**** Provided records ****

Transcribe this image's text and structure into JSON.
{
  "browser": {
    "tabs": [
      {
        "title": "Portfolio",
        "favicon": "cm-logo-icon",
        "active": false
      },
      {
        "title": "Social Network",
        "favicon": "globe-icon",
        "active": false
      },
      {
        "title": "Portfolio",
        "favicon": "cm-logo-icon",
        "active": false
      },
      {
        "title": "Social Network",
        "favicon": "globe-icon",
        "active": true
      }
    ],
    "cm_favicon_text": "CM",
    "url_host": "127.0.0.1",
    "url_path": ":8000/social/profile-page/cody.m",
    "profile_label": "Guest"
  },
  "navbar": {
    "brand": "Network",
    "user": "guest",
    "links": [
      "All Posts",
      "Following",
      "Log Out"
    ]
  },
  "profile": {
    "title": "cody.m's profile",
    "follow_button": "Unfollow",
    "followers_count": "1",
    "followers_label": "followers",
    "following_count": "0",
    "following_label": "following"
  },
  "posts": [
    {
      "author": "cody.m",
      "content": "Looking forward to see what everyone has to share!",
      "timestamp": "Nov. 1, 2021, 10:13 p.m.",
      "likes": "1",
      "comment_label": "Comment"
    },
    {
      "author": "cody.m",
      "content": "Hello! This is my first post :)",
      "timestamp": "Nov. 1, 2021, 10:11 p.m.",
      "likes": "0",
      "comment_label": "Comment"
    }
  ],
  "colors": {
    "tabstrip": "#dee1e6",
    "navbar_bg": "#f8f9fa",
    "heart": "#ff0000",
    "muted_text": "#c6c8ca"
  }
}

****

### Exercise aim:
Every record above should be output exactly.

### Response to the exercise:
Transcribe this image's text and structure into JSON.
{
  "browser": {
    "tabs": [
      {
        "title": "Portfolio",
        "favicon": "cm-logo-icon",
        "active": false
      },
      {
        "title": "Social Network",
        "favicon": "globe-icon",
        "active": false
      },
      {
        "title": "Portfolio",
        "favicon": "cm-logo-icon",
        "active": false
      },
      {
        "title": "Social Network",
        "favicon": "globe-icon",
        "active": true
      }
    ],
    "cm_favicon_text": "CM",
    "url_host": "127.0.0.1",
    "url_path": ":8000/social/profile-page/cody.m",
    "profile_label": "Guest"
  },
  "navbar": {
    "brand": "Network",
    "user": "guest",
    "links": [
      "All Posts",
      "Following",
      "Log Out"
    ]
  },
  "profile": {
    "title": "cody.m's profile",
    "follow_button": "Unfollow",
    "followers_count": "1",
    "followers_label": "followers",
    "following_count": "0",
    "following_label": "following"
  },
  "posts": [
    {
      "author": "cody.m",
      "content": "Looking forward to see what everyone has to share!",
      "timestamp": "Nov. 1, 2021, 10:13 p.m.",
      "likes": "1",
      "comment_label": "Comment"
    },
    {
      "author": "cody.m",
      "content": "Hello! This is my first post :)",
      "timestamp": "Nov. 1, 2021, 10:11 p.m.",
      "likes": "0",
      "comment_label": "Comment"
    }
  ],
  "colors": {
    "tabstrip": "#dee1e6",
    "navbar_bg": "#f8f9fa",
    "heart": "#ff0000",
    "muted_text": "#c6c8ca"
  }
}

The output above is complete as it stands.